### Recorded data
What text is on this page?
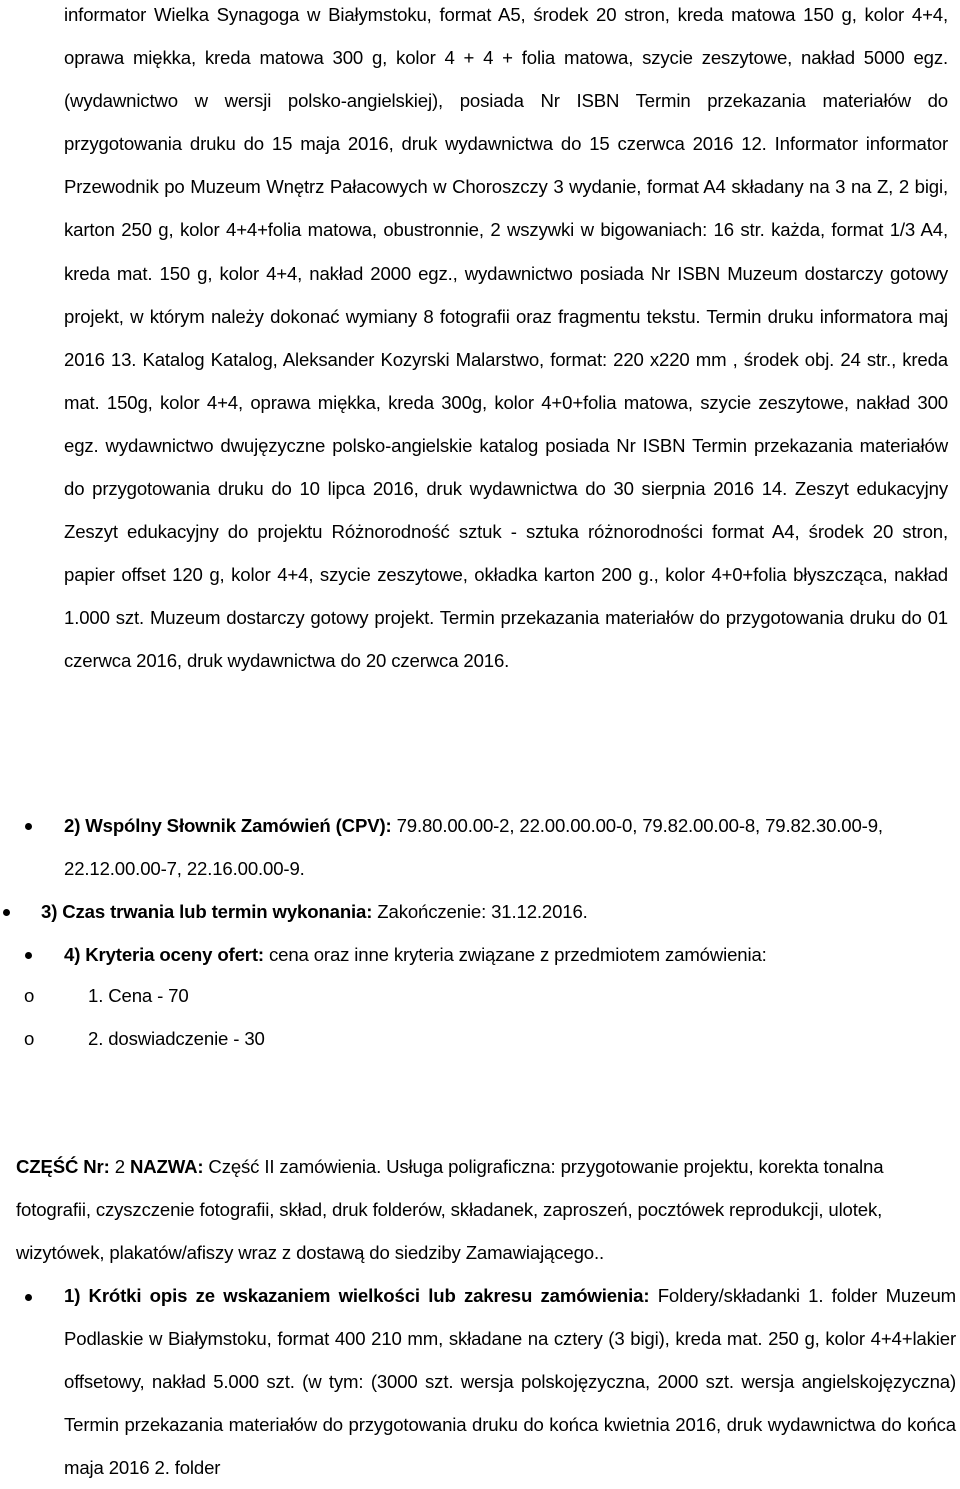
informator Wielka Synagoga w Białymstoku, format A5, środek 20 stron, kreda matowa 150 g, kolor 4+4, oprawa miękka, kreda matowa 300 g, kolor 4 + 4 + folia matowa, szycie zeszytowe, nakład 5000 egz. (wydawnictwo w wersji polsko-angielskiej), posiada Nr ISBN Termin przekazania materiałów do przygotowania druku do 15 maja 2016, druk wydawnictwa do 15 czerwca 2016 12. Informator informator Przewodnik po Muzeum Wnętrz Pałacowych w Choroszczy 3 wydanie, format A4 składany na 3 na Z, 2 bigi, karton 250 g, kolor 4+4+folia matowa, obustronnie, 2 wszywki w bigowaniach: 16 str. każda, format 1/3 A4, kreda mat. 150 g, kolor 4+4, nakład 2000 egz., wydawnictwo posiada Nr ISBN Muzeum dostarczy gotowy projekt, w którym należy dokonać wymiany 8 fotografii oraz fragmentu tekstu. Termin druku informatora maj 2016 13. Katalog Katalog, Aleksander Kozyrski Malarstwo, format: 220 x220 mm , środek obj. 24 str., kreda mat. 150g, kolor 4+4, oprawa miękka, kreda 300g, kolor 4+0+folia matowa, szycie zeszytowe, nakład 300 egz. wydawnictwo dwujęzyczne polsko-angielskie katalog posiada Nr ISBN Termin przekazania materiałów do przygotowania druku do 10 lipca 2016, druk wydawnictwa do 30 sierpnia 2016 14. Zeszyt edukacyjny Zeszyt edukacyjny do projektu Różnorodność sztuk - sztuka różnorodności format A4, środek 20 stron, papier offset 120 g, kolor 4+4, szycie zeszytowe, okładka karton 200 g., kolor 4+0+folia błyszcząca, nakład 1.000 szt. Muzeum dostarczy gotowy projekt. Termin przekazania materiałów do przygotowania druku do 01 czerwca 2016, druk wydawnictwa do 20 czerwca 2016.

2) Wspólny Słownik Zamówień (CPV): 79.80.00.00-2, 22.00.00.00-0, 79.82.00.00-8, 79.82.30.00-9, 22.12.00.00-7, 22.16.00.00-9.

3) Czas trwania lub termin wykonania: Zakończenie: 31.12.2016.

4) Kryteria oceny ofert: cena oraz inne kryteria związane z przedmiotem zamówienia:

o	1. Cena - 70

o	2. doswiadczenie - 30

CZĘŚĆ Nr: 2 NAZWA: Część II zamówienia. Usługa poligraficzna: przygotowanie projektu, korekta tonalna fotografii, czyszczenie fotografii, skład, druk folderów, składanek, zaproszeń, pocztówek reprodukcji, ulotek, wizytówek, plakatów/afiszy wraz z dostawą do siedziby Zamawiającego..

1) Krótki opis ze wskazaniem wielkości lub zakresu zamówienia: Foldery/składanki 1. folder Muzeum Podlaskie w Białymstoku, format 400 210 mm, składane na cztery (3 bigi), kreda mat. 250 g, kolor 4+4+lakier offsetowy, nakład 5.000 szt. (w tym: (3000 szt. wersja polskojęzyczna, 2000 szt. wersja angielskojęzyczna) Termin przekazania materiałów do przygotowania druku do końca kwietnia 2016, druk wydawnictwa do końca maja 2016 2. folder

### DIRECTION
The answer is a single number: how many lines include the word "zamówienia"?

### CORRECT RESULT
3